| REQUEST 1 |
According to the crawler framework page, which .NET versions are supported?

| TEXT BLOCK |
>> BEGIN

A customizable web crawler framework for .NET written in C#. Supports .NET 8, .NET 9, and .NET 10.
dotnet add package Tharga.CrawlerThe simplest way to crawl a site:
var crawler = new Crawler();
var result = await crawler.StartAsync(new Uri("https://example.com/"));You can also crawl multiple starting points at once:
var crawler = new Crawler();
var uris = new[] { new Uri("https://example.com/"), new Uri("https://example.com/blog") };
var result = await crawler.StartAsync(uris);There are three events available for monitoring crawl progress:
Fires when the entire crawl has finished. Useful for background crawling without awaiting the result.
var crawler = new Crawler();
crawler.CrawlerCompleteEvent += (s, e) =>
{
var result = e.CrawlerResult;
Console.WriteLine($"Completed with {result.GetRequestedPages().Count()} requests " +
$"and {result.GetFinalPages().Count()} final pages.");
};
await crawler.StartAsync(new Uri("https://example.com/"));Fires each time a page is successfully downloaded (HTTP 2xx).
crawler.PageCompleteEvent += (s, e) =>
{
Console.WriteLine($"Downloaded: {e.CrawlContent.FinalUri} ({e.CrawlContent.StatusCode})");
};Fires when a page download fails (non-2xx status or exception).
crawler.PageFailedEvent += (s, e) =>
{
Console.WriteLine($"Failed: {e.CrawlContent.RequestUri} - {e.CrawlContent.StatusCode}");
};Register the crawler in your service collection using AddCrawler(). All components are registered as transient, so multiple parallel crawler instances are supported.

>> END

[Element-and-box listings]
>> BEGIN

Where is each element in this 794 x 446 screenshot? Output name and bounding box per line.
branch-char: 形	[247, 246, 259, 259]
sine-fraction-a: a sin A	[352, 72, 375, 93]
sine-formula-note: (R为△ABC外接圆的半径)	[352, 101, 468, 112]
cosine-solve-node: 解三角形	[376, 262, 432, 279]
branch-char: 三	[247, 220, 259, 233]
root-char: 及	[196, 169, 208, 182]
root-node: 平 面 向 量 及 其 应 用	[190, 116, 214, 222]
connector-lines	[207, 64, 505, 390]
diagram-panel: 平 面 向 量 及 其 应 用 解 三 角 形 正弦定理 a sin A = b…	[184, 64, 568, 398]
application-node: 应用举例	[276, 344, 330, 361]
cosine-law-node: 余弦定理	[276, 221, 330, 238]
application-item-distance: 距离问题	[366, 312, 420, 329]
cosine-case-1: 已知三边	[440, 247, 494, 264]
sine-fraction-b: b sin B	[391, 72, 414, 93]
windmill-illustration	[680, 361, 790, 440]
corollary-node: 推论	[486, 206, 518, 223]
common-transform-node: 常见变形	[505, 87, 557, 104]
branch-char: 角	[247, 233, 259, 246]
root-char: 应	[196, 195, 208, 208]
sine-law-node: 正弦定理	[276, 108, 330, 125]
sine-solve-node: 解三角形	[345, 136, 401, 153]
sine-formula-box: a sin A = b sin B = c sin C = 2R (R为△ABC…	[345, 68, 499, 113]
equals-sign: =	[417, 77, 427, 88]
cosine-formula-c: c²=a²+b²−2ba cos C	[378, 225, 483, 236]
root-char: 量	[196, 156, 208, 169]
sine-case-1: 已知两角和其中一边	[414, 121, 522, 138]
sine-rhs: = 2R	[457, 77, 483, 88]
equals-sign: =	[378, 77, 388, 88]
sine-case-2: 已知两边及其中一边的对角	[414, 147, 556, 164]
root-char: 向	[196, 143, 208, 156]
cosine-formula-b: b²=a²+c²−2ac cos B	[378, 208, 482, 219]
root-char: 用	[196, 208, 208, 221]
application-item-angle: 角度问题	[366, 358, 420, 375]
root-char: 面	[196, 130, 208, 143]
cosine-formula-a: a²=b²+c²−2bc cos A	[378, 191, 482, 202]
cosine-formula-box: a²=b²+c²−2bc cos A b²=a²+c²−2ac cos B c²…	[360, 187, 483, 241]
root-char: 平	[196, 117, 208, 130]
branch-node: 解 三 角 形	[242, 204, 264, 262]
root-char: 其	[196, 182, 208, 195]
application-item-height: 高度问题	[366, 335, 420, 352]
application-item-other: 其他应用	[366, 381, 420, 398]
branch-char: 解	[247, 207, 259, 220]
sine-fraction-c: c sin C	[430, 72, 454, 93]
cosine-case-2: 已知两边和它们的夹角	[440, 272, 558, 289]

>> END

| REQUEST 2 |
Reproduce the part of the listing above that runs from its first line through the line containing "root-node: 平 面", with both ends included.

| PROBLEM SOLUTION 1 |
.NET 8, .NET 9, and .NET 10.

| PROBLEM SOLUTION 2 |
Where is each element in this 794 x 446 screenshot? Output name and bounding box per line.
branch-char: 形	[247, 246, 259, 259]
sine-fraction-a: a sin A	[352, 72, 375, 93]
sine-formula-note: (R为△ABC外接圆的半径)	[352, 101, 468, 112]
cosine-solve-node: 解三角形	[376, 262, 432, 279]
branch-char: 三	[247, 220, 259, 233]
root-char: 及	[196, 169, 208, 182]
root-node: 平 面 向 量 及 其 应 用	[190, 116, 214, 222]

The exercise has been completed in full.